» **THE TASK**
Go through the listing beneath this task and return every line that carries the string "technologies".
## BEGIN THE RECORDS
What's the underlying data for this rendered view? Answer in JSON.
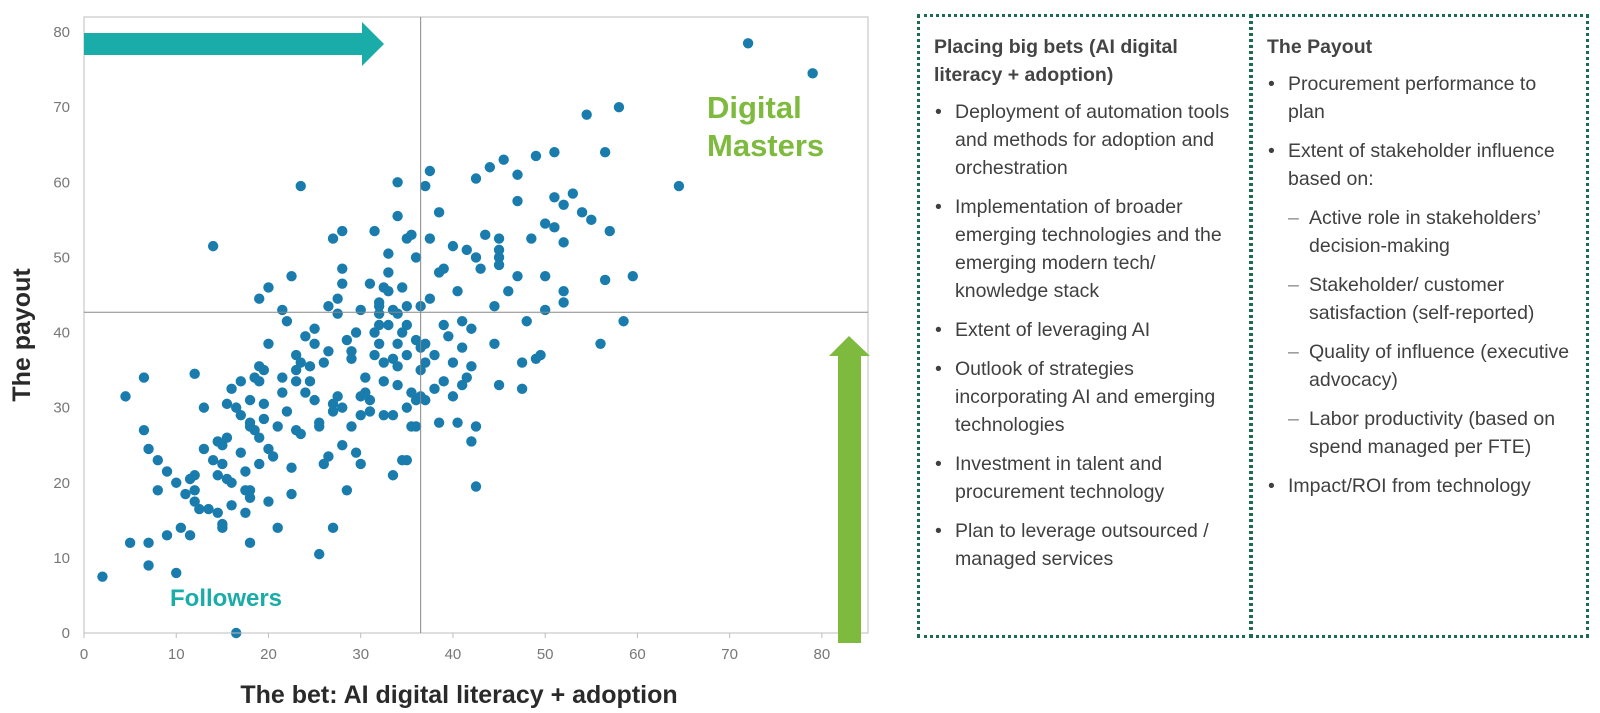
{
  "chart_data": {
    "type": "scatter",
    "xlabel": "The bet: AI digital literacy + adoption",
    "ylabel": "The payout",
    "xlim": [
      0,
      85
    ],
    "ylim": [
      0,
      82
    ],
    "xticks": [
      "0",
      "10",
      "20",
      "30",
      "40",
      "50",
      "60",
      "70",
      "80"
    ],
    "yticks": [
      "0",
      "10",
      "20",
      "30",
      "40",
      "50",
      "60",
      "70",
      "80"
    ],
    "divider": {
      "x": 36.5,
      "y": 42.7
    },
    "annotations": {
      "top_right": "Digital Masters",
      "bottom_left": "Followers"
    },
    "colors": {
      "points": "#1a7cad",
      "teal_arrow": "#1aaca8",
      "green_arrow": "#7dba3d",
      "masters_label": "#7dba3d",
      "followers_label": "#1aaca8",
      "axis_label": "#2a2a2a"
    },
    "points": [
      [
        2,
        7.5
      ],
      [
        4.5,
        31.5
      ],
      [
        5,
        12
      ],
      [
        6.5,
        34
      ],
      [
        6.5,
        27
      ],
      [
        7,
        24.5
      ],
      [
        7,
        9
      ],
      [
        7,
        12
      ],
      [
        8,
        23
      ],
      [
        8,
        19
      ],
      [
        9,
        13
      ],
      [
        9,
        21.5
      ],
      [
        10,
        20
      ],
      [
        10,
        8
      ],
      [
        10.5,
        14
      ],
      [
        11,
        18.5
      ],
      [
        11.5,
        13
      ],
      [
        11.5,
        20.5
      ],
      [
        12,
        21
      ],
      [
        12,
        19
      ],
      [
        12,
        17.5
      ],
      [
        12,
        34.5
      ],
      [
        12.5,
        16.5
      ],
      [
        13,
        30
      ],
      [
        13,
        24.5
      ],
      [
        13.5,
        16.5
      ],
      [
        14,
        51.5
      ],
      [
        14,
        23
      ],
      [
        14.5,
        16
      ],
      [
        14.5,
        25.5
      ],
      [
        14.5,
        21
      ],
      [
        15,
        14.5
      ],
      [
        15,
        25
      ],
      [
        15,
        22.5
      ],
      [
        15,
        14
      ],
      [
        15.5,
        30.5
      ],
      [
        15.5,
        26
      ],
      [
        15.5,
        20.5
      ],
      [
        16,
        20
      ],
      [
        16,
        32.5
      ],
      [
        16,
        17
      ],
      [
        16.5,
        0
      ],
      [
        16.5,
        30
      ],
      [
        17,
        29
      ],
      [
        17,
        24
      ],
      [
        17,
        33.5
      ],
      [
        17.5,
        19
      ],
      [
        17.5,
        21.5
      ],
      [
        17.5,
        16
      ],
      [
        18,
        31
      ],
      [
        18,
        27.5
      ],
      [
        18,
        28
      ],
      [
        18,
        19
      ],
      [
        18,
        18
      ],
      [
        18,
        12
      ],
      [
        18.5,
        27
      ],
      [
        18.5,
        34
      ],
      [
        19,
        33.5
      ],
      [
        19,
        26
      ],
      [
        19,
        44.5
      ],
      [
        19,
        35.5
      ],
      [
        19,
        22.5
      ],
      [
        19.5,
        35
      ],
      [
        19.5,
        30.5
      ],
      [
        19.5,
        28.5
      ],
      [
        20,
        38.5
      ],
      [
        20,
        46
      ],
      [
        20,
        24.5
      ],
      [
        20,
        17.5
      ],
      [
        20.5,
        23.5
      ],
      [
        21,
        27.5
      ],
      [
        21,
        14
      ],
      [
        21.5,
        32
      ],
      [
        21.5,
        43
      ],
      [
        21.5,
        34
      ],
      [
        22,
        29.5
      ],
      [
        22,
        41.5
      ],
      [
        22.5,
        47.5
      ],
      [
        22.5,
        18.5
      ],
      [
        22.5,
        22
      ],
      [
        23,
        37
      ],
      [
        23,
        35
      ],
      [
        23,
        33.5
      ],
      [
        23,
        27
      ],
      [
        23.5,
        59.5
      ],
      [
        23.5,
        36
      ],
      [
        23.5,
        26.5
      ],
      [
        24,
        32
      ],
      [
        24,
        39.5
      ],
      [
        24.5,
        33.5
      ],
      [
        24.5,
        35.5
      ],
      [
        25,
        40.5
      ],
      [
        25,
        31
      ],
      [
        25,
        38.5
      ],
      [
        25.5,
        10.5
      ],
      [
        25.5,
        28
      ],
      [
        25.5,
        27.5
      ],
      [
        26,
        36
      ],
      [
        26,
        22.5
      ],
      [
        26.5,
        43.5
      ],
      [
        26.5,
        37.5
      ],
      [
        26.5,
        23.5
      ],
      [
        27,
        30.5
      ],
      [
        27,
        14
      ],
      [
        27,
        29.5
      ],
      [
        27,
        52.5
      ],
      [
        27.5,
        42.5
      ],
      [
        27.5,
        44.5
      ],
      [
        27.5,
        31.5
      ],
      [
        28,
        48.5
      ],
      [
        28,
        53.5
      ],
      [
        28,
        46.5
      ],
      [
        28,
        30
      ],
      [
        28,
        25
      ],
      [
        28.5,
        39
      ],
      [
        28.5,
        19
      ],
      [
        29,
        37.5
      ],
      [
        29,
        36.5
      ],
      [
        29,
        27.5
      ],
      [
        29.5,
        24
      ],
      [
        29.5,
        40
      ],
      [
        30,
        29
      ],
      [
        30,
        22.5
      ],
      [
        30,
        43
      ],
      [
        30,
        31.5
      ],
      [
        30.5,
        34
      ],
      [
        30.5,
        32
      ],
      [
        31,
        46.5
      ],
      [
        31,
        31
      ],
      [
        31,
        29.5
      ],
      [
        31.5,
        53.5
      ],
      [
        31.5,
        40
      ],
      [
        31.5,
        37
      ],
      [
        32,
        44
      ],
      [
        32,
        43.5
      ],
      [
        32,
        41
      ],
      [
        32,
        38.5
      ],
      [
        32,
        42.5
      ],
      [
        32.5,
        33.5
      ],
      [
        32.5,
        29
      ],
      [
        32.5,
        36
      ],
      [
        32.5,
        46
      ],
      [
        33,
        48
      ],
      [
        33,
        50.5
      ],
      [
        33,
        41
      ],
      [
        33,
        45.5
      ],
      [
        33.5,
        43
      ],
      [
        33.5,
        36.5
      ],
      [
        33.5,
        21
      ],
      [
        33.5,
        29
      ],
      [
        34,
        60
      ],
      [
        34,
        42.5
      ],
      [
        34,
        55.5
      ],
      [
        34,
        38.5
      ],
      [
        34,
        35.5
      ],
      [
        34,
        33
      ],
      [
        34.5,
        46
      ],
      [
        34.5,
        40
      ],
      [
        34.5,
        23
      ],
      [
        35,
        43.5
      ],
      [
        35,
        52.5
      ],
      [
        35,
        41
      ],
      [
        35,
        37
      ],
      [
        35,
        30
      ],
      [
        35,
        23
      ],
      [
        35.5,
        53
      ],
      [
        35.5,
        32
      ],
      [
        35.5,
        27.5
      ],
      [
        36,
        50
      ],
      [
        36,
        39
      ],
      [
        36,
        31
      ],
      [
        36,
        27.5
      ],
      [
        36.5,
        43.5
      ],
      [
        36.5,
        38
      ],
      [
        36.5,
        35
      ],
      [
        36.5,
        31.5
      ],
      [
        37,
        59.5
      ],
      [
        37,
        38.5
      ],
      [
        37,
        36
      ],
      [
        37,
        31
      ],
      [
        37.5,
        61.5
      ],
      [
        37.5,
        52.5
      ],
      [
        37.5,
        44.5
      ],
      [
        38,
        32.5
      ],
      [
        38,
        37
      ],
      [
        38.5,
        28
      ],
      [
        38.5,
        48
      ],
      [
        38.5,
        56
      ],
      [
        39,
        48.5
      ],
      [
        39,
        33.5
      ],
      [
        39,
        41
      ],
      [
        39.5,
        39.5
      ],
      [
        40,
        51.5
      ],
      [
        40,
        36
      ],
      [
        40,
        31.5
      ],
      [
        40.5,
        45.5
      ],
      [
        40.5,
        28
      ],
      [
        41,
        41.5
      ],
      [
        41,
        33
      ],
      [
        41,
        38
      ],
      [
        41.5,
        51
      ],
      [
        41.5,
        34
      ],
      [
        42,
        25.5
      ],
      [
        42,
        35.5
      ],
      [
        42,
        40.5
      ],
      [
        42.5,
        19.5
      ],
      [
        42.5,
        27.5
      ],
      [
        42.5,
        60.5
      ],
      [
        42.5,
        50
      ],
      [
        43,
        48.5
      ],
      [
        43.5,
        53
      ],
      [
        44,
        62
      ],
      [
        44.5,
        43.5
      ],
      [
        44.5,
        38.5
      ],
      [
        45,
        52.5
      ],
      [
        45,
        51
      ],
      [
        45,
        50
      ],
      [
        45,
        49
      ],
      [
        45,
        33
      ],
      [
        45.5,
        63
      ],
      [
        46,
        45.5
      ],
      [
        47,
        61
      ],
      [
        47,
        47.5
      ],
      [
        47,
        57.5
      ],
      [
        47.5,
        36
      ],
      [
        47.5,
        32.5
      ],
      [
        48,
        41.5
      ],
      [
        48.5,
        52.5
      ],
      [
        49,
        63.5
      ],
      [
        49,
        36.5
      ],
      [
        49.5,
        37
      ],
      [
        50,
        54.5
      ],
      [
        50,
        47.5
      ],
      [
        50,
        43
      ],
      [
        51,
        64
      ],
      [
        51,
        58
      ],
      [
        51,
        54
      ],
      [
        52,
        52
      ],
      [
        52,
        57
      ],
      [
        52,
        44
      ],
      [
        52,
        45.5
      ],
      [
        53,
        58.5
      ],
      [
        54,
        56
      ],
      [
        54.5,
        69
      ],
      [
        55,
        55
      ],
      [
        56,
        38.5
      ],
      [
        56.5,
        64
      ],
      [
        56.5,
        47
      ],
      [
        57,
        53.5
      ],
      [
        58,
        70
      ],
      [
        58.5,
        41.5
      ],
      [
        59.5,
        47.5
      ],
      [
        64.5,
        59.5
      ],
      [
        72,
        78.5
      ],
      [
        79,
        74.5
      ]
    ]
  },
  "panel_left": {
    "title": "Placing big bets (AI digital literacy + adoption)",
    "items": [
      "Deployment of automation tools and methods for adoption and orchestration",
      "Implementation of broader emerging technologies and the emerging modern tech/ knowledge stack",
      "Extent of leveraging AI",
      "Outlook of strategies incorporating AI and emerging technologies",
      "Investment in talent and procurement technology",
      "Plan to leverage outsourced / managed services"
    ]
  },
  "panel_right": {
    "title": "The Payout",
    "items": [
      {
        "text": "Procurement performance to plan",
        "sub": false
      },
      {
        "text": "Extent of stakeholder influence based on:",
        "sub": false
      },
      {
        "text": "Active role in stakeholders’ decision-making",
        "sub": true
      },
      {
        "text": "Stakeholder/ customer satisfaction (self-reported)",
        "sub": true
      },
      {
        "text": "Quality of influence (executive advocacy)",
        "sub": true
      },
      {
        "text": "Labor productivity (based on spend managed per FTE)",
        "sub": true
      },
      {
        "text": "Impact/ROI from technology",
        "sub": false
      }
    ]
  }
}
## END THE RECORDS
» **RESULT FOR THIS EXERCISE**
      "Implementation of broader emerging technologies and the emerging modern tech/ knowledge stack",
      "Outlook of strategies incorporating AI and emerging technologies",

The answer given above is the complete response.